◆ **What is required**: Sort through the data and copy the lines holding the word "leading".
§ §
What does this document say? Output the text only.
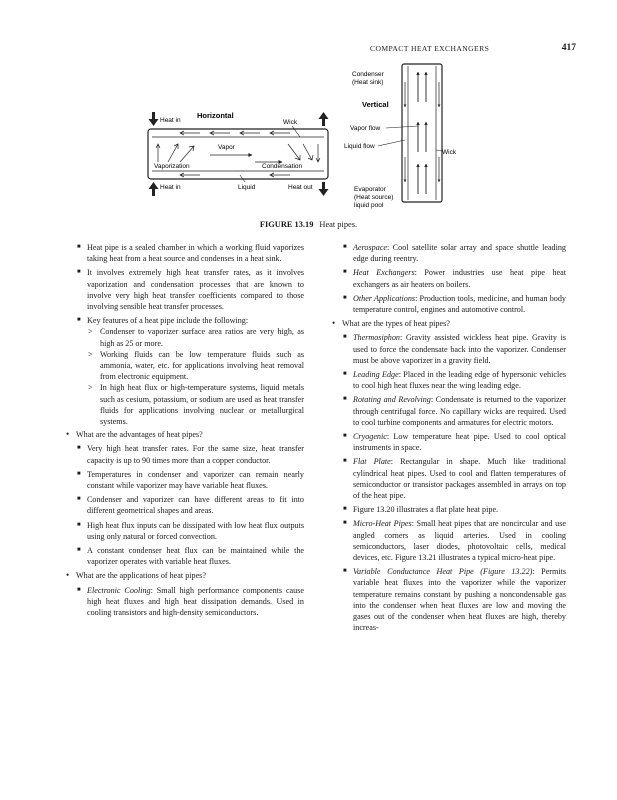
COMPACT HEAT EXCHANGERS	417
Horizontal
Heat in	Wick
Vapor
Vaporization	Condensation
Heat in	Liquid	Heat out
Condenser
(Heat sink)
Vertical
Vapor flow
Liquid flow
Wick
Evaporator
(Heat source)
liquid pool
FIGURE 13.19 Heat pipes.
■ Heat pipe is a sealed chamber in which a working fluid vaporizes taking heat from a heat source and condenses in a heat sink.
■ It involves extremely high heat transfer rates, as it involves vaporization and condensation processes that are known to involve very high heat transfer coefficients compared to those involving sensible heat transfer processes.
■ Key features of a heat pipe include the following:
> Condenser to vaporizer surface area ratios are very high, as high as 25 or more.
> Working fluids can be low temperature fluids such as ammonia, water, etc. for applications involving heat removal from electronic equipment.
> In high heat flux or high-temperature systems, liquid metals such as cesium, potassium, or sodium are used as heat transfer fluids for applications involving nuclear or metallurgical systems.
• What are the advantages of heat pipes?
■ Very high heat transfer rates. For the same size, heat transfer capacity is up to 90 times more than a copper conductor.
■ Temperatures in condenser and vaporizer can remain nearly constant while vaporizer may have variable heat fluxes.
■ Condenser and vaporizer can have different areas to fit into different geometrical shapes and areas.
■ High heat flux inputs can be dissipated with low heat flux outputs using only natural or forced convection.
■ A constant condenser heat flux can be maintained while the vaporizer operates with variable heat fluxes.
• What are the applications of heat pipes?
■ Electronic Cooling: Small high performance components cause high heat fluxes and high heat dissipation demands. Used in cooling transistors and high-density semiconductors.
■ Aerospace: Cool satellite solar array and space shuttle leading edge during reentry.
■ Heat Exchangers: Power industries use heat pipe heat exchangers as air heaters on boilers.
■ Other Applications: Production tools, medicine, and human body temperature control, engines and automotive control.
• What are the types of heat pipes?
■ Thermosiphon: Gravity assisted wickless heat pipe. Gravity is used to force the condensate back into the vaporizer. Condenser must be above vaporizer in a gravity field.
■ Leading Edge: Placed in the leading edge of hypersonic vehicles to cool high heat fluxes near the wing leading edge.
■ Rotating and Revolving: Condensate is returned to the vaporizer through centrifugal force. No capillary wicks are required. Used to cool turbine components and armatures for electric motors.
■ Cryogenic: Low temperature heat pipe. Used to cool optical instruments in space.
■ Flat Plate: Rectangular in shape. Much like traditional cylindrical heat pipes. Used to cool and flatten temperatures of semiconductor or transistor packages assembled in arrays on top of the heat pipe.
■ Figure 13.20 illustrates a flat plate heat pipe.
■ Micro-Heat Pipes: Small heat pipes that are noncircular and use angled corners as liquid arteries. Used in cooling semiconductors, laser diodes, photovoltaic cells, medical devices, etc. Figure 13.21 illustrates a typical micro-heat pipe.
■ Variable Conductance Heat Pipe (Figure 13.22): Permits variable heat fluxes into the vaporizer while the vaporizer temperature remains constant by pushing a noncondensable gas into the condenser when heat fluxes are low and moving the gases out of the condenser when heat fluxes are high, thereby increas-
§ §
◆ **Answer to the exercise**:
■ Aerospace: Cool satellite solar array and space shuttle leading edge during reentry.
■ Leading Edge: Placed in the leading edge of hypersonic vehicles to cool high heat fluxes near the wing leading edge.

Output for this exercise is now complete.